TRY IT
Your answer must consist of one number: how many lines in the records contain "text".
[MATERIAL FOR THIS TASK]
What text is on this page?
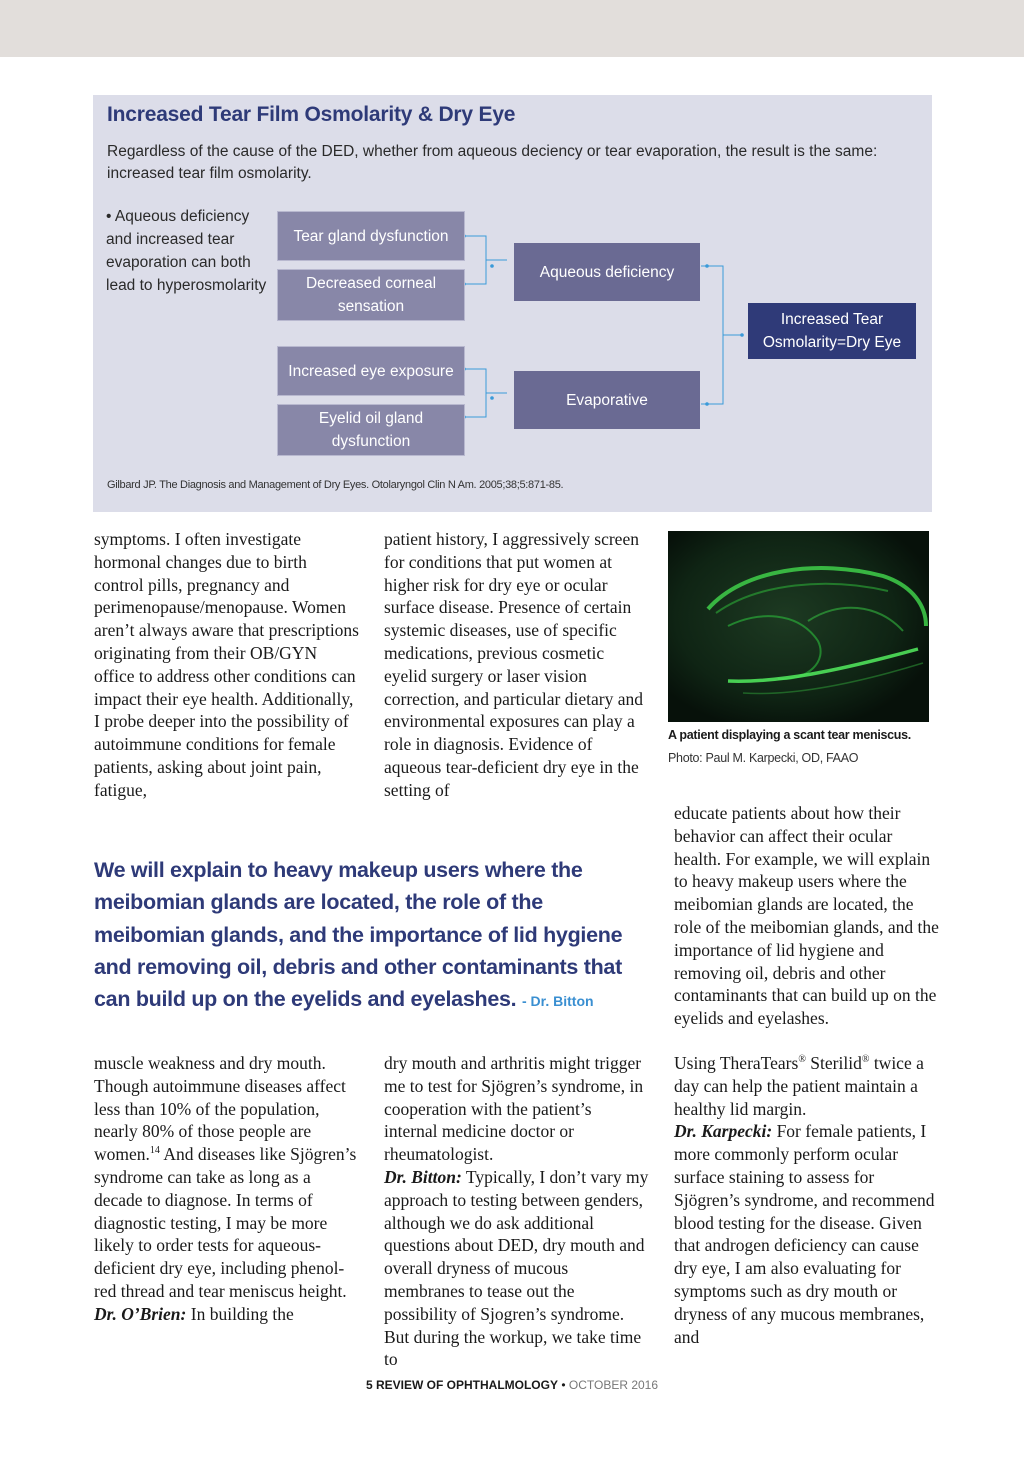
Increased Tear Film Osmolarity & Dry Eye
Regardless of the cause of the DED, whether from aqueous deciency or tear evaporation, the result is the same: increased tear film osmolarity.
• Aqueous deficiency and increased tear evaporation can both lead to hyperosmolarity
Tear gland dysfunction
Decreased corneal sensation
Increased eye exposure
Eyelid oil gland dysfunction
Aqueous deficiency
Evaporative
Increased Tear Osmolarity=Dry Eye
Gilbard JP. The Diagnosis and Management of Dry Eyes. Otolaryngol Clin N Am. 2005;38;5:871-85.

symptoms. I often investigate hormonal changes due to birth control pills, pregnancy and perimenopause/menopause. Women aren’t always aware that prescriptions originating from their OB/GYN office to address other conditions can impact their eye health. Additionally, I probe deeper into the possibility of autoimmune conditions for female patients, asking about joint pain, fatigue,

patient history, I aggressively screen for conditions that put women at higher risk for dry eye or ocular surface disease. Presence of certain systemic diseases, use of specific medications, previous cosmetic eyelid surgery or laser vision correction, and particular dietary and environmental exposures can play a role in diagnosis. Evidence of aqueous tear-deficient dry eye in the setting of

A patient displaying a scant tear meniscus.
Photo: Paul M. Karpecki, OD, FAAO

educate patients about how their behavior can affect their ocular health. For example, we will explain to heavy makeup users where the meibomian glands are located, the role of the meibomian glands, and the importance of lid hygiene and removing oil, debris and other contaminants that can build up on the eyelids and eyelashes.

We will explain to heavy makeup users where the meibomian glands are located, the role of the meibomian glands, and the importance of lid hygiene and removing oil, debris and other contaminants that can build up on the eyelids and eyelashes. - Dr. Bitton

muscle weakness and dry mouth. Though autoimmune diseases affect less than 10% of the population, nearly 80% of those people are women.$^{14}$ And diseases like Sjögren’s syndrome can take as long as a decade to diagnose. In terms of diagnostic testing, I may be more likely to order tests for aqueous-deficient dry eye, including phenol-red thread and tear meniscus height.
Dr. O’Brien: In building the

dry mouth and arthritis might trigger me to test for Sjögren’s syndrome, in cooperation with the patient’s internal medicine doctor or rheumatologist.
Dr. Bitton: Typically, I don’t vary my approach to testing between genders, although we do ask additional questions about DED, dry mouth and overall dryness of mucous membranes to tease out the possibility of Sjogren’s syndrome. But during the workup, we take time to

Using TheraTears® Sterilid® twice a day can help the patient maintain a healthy lid margin.
Dr. Karpecki: For female patients, I more commonly perform ocular surface staining to assess for Sjögren’s syndrome, and recommend blood testing for the disease. Given that androgen deficiency can cause dry eye, I am also evaluating for symptoms such as dry mouth or dryness of any mucous membranes, and

5 REVIEW OF OPHTHALMOLOGY • OCTOBER 2016
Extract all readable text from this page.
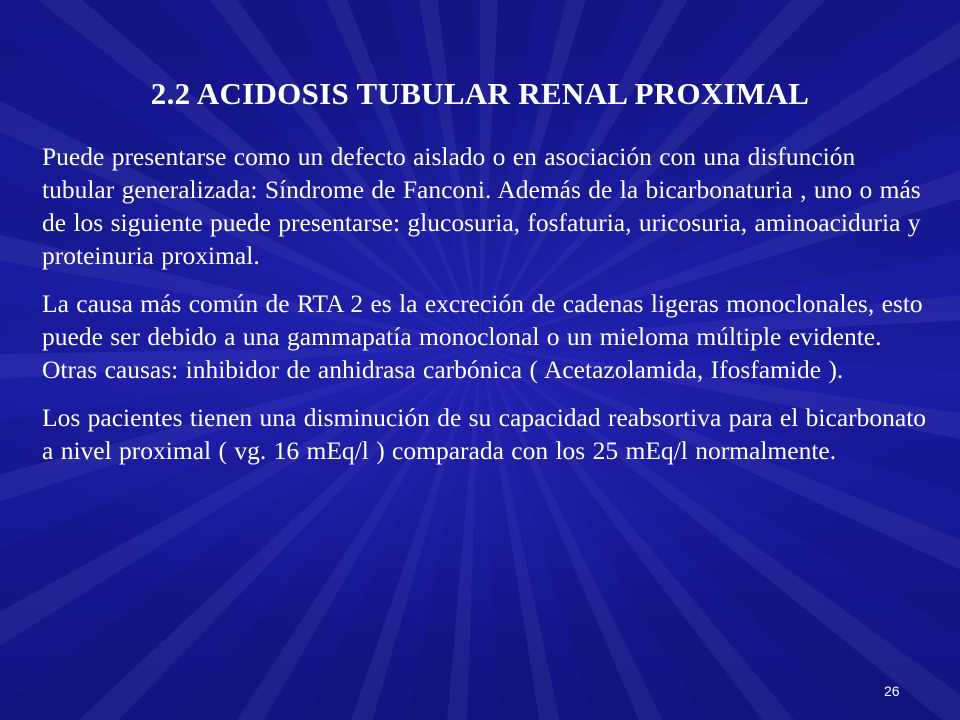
2.2 ACIDOSIS TUBULAR RENAL PROXIMAL

Puede presentarse como un defecto aislado o en asociación con una disfunción tubular generalizada: Síndrome de Fanconi. Además de la bicarbonaturia , uno o más de los siguiente puede presentarse: glucosuria, fosfaturia, uricosuria, aminoaciduria y proteinuria proximal.

La causa más común de RTA 2 es la excreción de cadenas ligeras monoclonales, esto puede ser debido a una gammapatía monoclonal o un mieloma múltiple evidente. Otras causas: inhibidor de anhidrasa carbónica ( Acetazolamida, Ifosfamide ).

Los pacientes tienen una disminución de su capacidad reabsortiva para el bicarbonato a nivel proximal ( vg. 16 mEq/l ) comparada con los 25 mEq/l normalmente.

26
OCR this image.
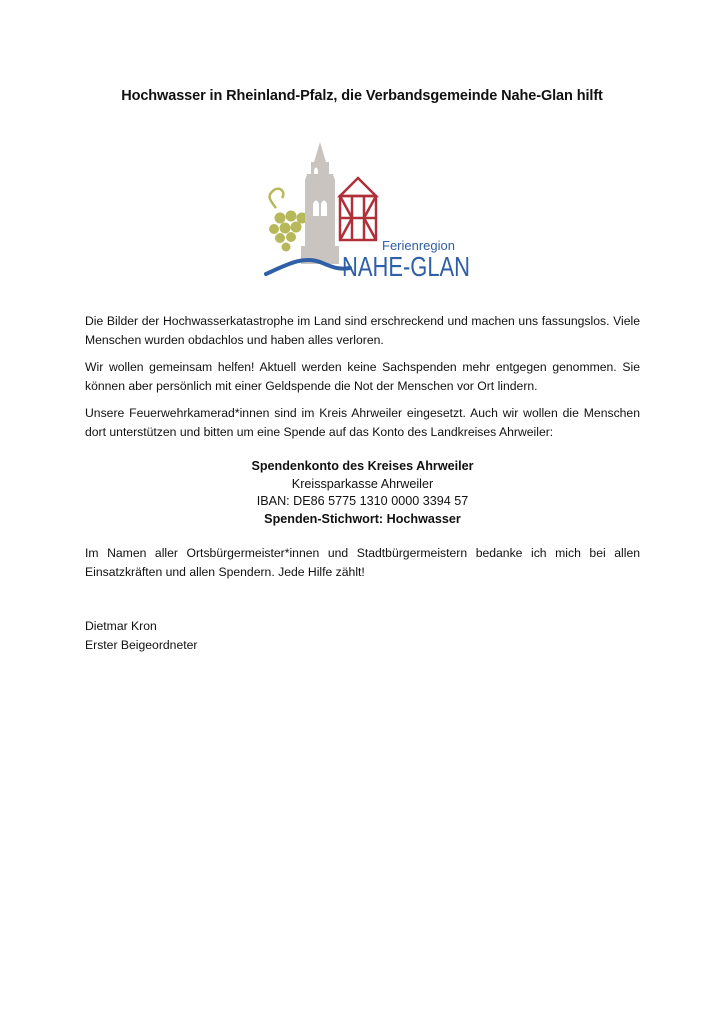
Hochwasser in Rheinland-Pfalz, die Verbandsgemeinde Nahe-Glan hilft
Ferienregion
NAHE-GLAN
Die Bilder der Hochwasserkatastrophe im Land sind erschreckend und machen uns fassungslos. Viele Menschen wurden obdachlos und haben alles verloren.
Wir wollen gemeinsam helfen! Aktuell werden keine Sachspenden mehr entgegen genommen. Sie können aber persönlich mit einer Geldspende die Not der Menschen vor Ort lindern.
Unsere Feuerwehrkamerad*innen sind im Kreis Ahrweiler eingesetzt. Auch wir wollen die Menschen dort unterstützen und bitten um eine Spende auf das Konto des Landkreises Ahrweiler:
Spendenkonto des Kreises Ahrweiler
Kreissparkasse Ahrweiler
IBAN: DE86 5775 1310 0000 3394 57
Spenden-Stichwort: Hochwasser
Im Namen aller Ortsbürgermeister*innen und Stadtbürgermeistern bedanke ich mich bei allen Einsatzkräften und allen Spendern. Jede Hilfe zählt!
Dietmar Kron
Erster Beigeordneter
[/MATERIAL FOR THIS TASK]
EXERCISE RESULT
2